Problem statement ::
Restate the records that follow word for word; no pictures should appear.

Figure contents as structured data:
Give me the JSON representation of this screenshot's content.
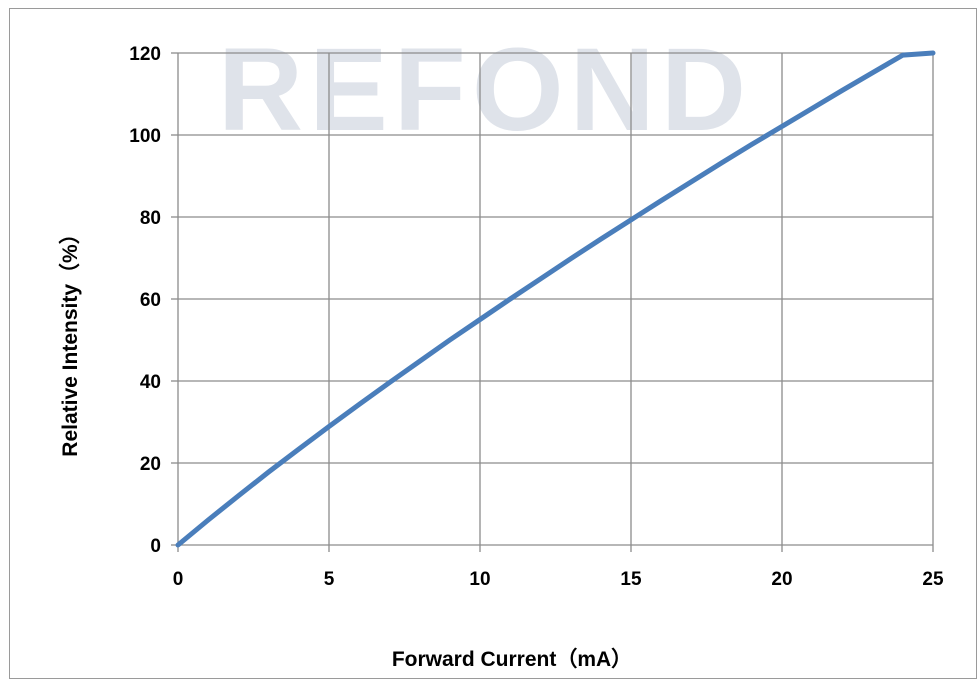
{
  "watermark": {
    "text": "REFOND"
  },
  "chart_data": {
    "type": "line",
    "title": "",
    "xlabel": "Forward Current（mA）",
    "ylabel": "Relative Intensity（%）",
    "xlim": [
      0,
      25
    ],
    "ylim": [
      0,
      120
    ],
    "xticks": [
      0,
      5,
      10,
      15,
      20,
      25
    ],
    "yticks": [
      0,
      20,
      40,
      60,
      80,
      100,
      120
    ],
    "grid": true,
    "legend": "none",
    "series": [
      {
        "color": "#4a7ebb",
        "x": [
          0,
          1,
          2,
          3,
          4,
          5,
          6,
          7,
          8,
          9,
          10,
          11,
          12,
          13,
          14,
          15,
          16,
          17,
          18,
          19,
          20,
          21,
          22,
          23,
          24,
          25
        ],
        "y": [
          0,
          6.1,
          12.0,
          17.8,
          23.4,
          28.9,
          34.3,
          39.6,
          44.8,
          50.0,
          55.0,
          60.0,
          64.9,
          69.8,
          74.6,
          79.3,
          84.0,
          88.6,
          93.2,
          97.7,
          102.1,
          106.5,
          110.9,
          115.2,
          119.5,
          120
        ]
      }
    ]
  }
}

Solution to this exercise ::
Give me the JSON representation of this screenshot's content.
{
  "watermark": {
    "text": "REFOND"
  },
  "chart_data": {
    "type": "line",
    "title": "",
    "xlabel": "Forward Current（mA）",
    "ylabel": "Relative Intensity（%）",
    "xlim": [
      0,
      25
    ],
    "ylim": [
      0,
      120
    ],
    "xticks": [
      0,
      5,
      10,
      15,
      20,
      25
    ],
    "yticks": [
      0,
      20,
      40,
      60,
      80,
      100,
      120
    ],
    "grid": true,
    "legend": "none",
    "series": [
      {
        "color": "#4a7ebb",
        "x": [
          0,
          1,
          2,
          3,
          4,
          5,
          6,
          7,
          8,
          9,
          10,
          11,
          12,
          13,
          14,
          15,
          16,
          17,
          18,
          19,
          20,
          21,
          22,
          23,
          24,
          25
        ],
        "y": [
          0,
          6.1,
          12.0,
          17.8,
          23.4,
          28.9,
          34.3,
          39.6,
          44.8,
          50.0,
          55.0,
          60.0,
          64.9,
          69.8,
          74.6,
          79.3,
          84.0,
          88.6,
          93.2,
          97.7,
          102.1,
          106.5,
          110.9,
          115.2,
          119.5,
          120
        ]
      }
    ]
  }
}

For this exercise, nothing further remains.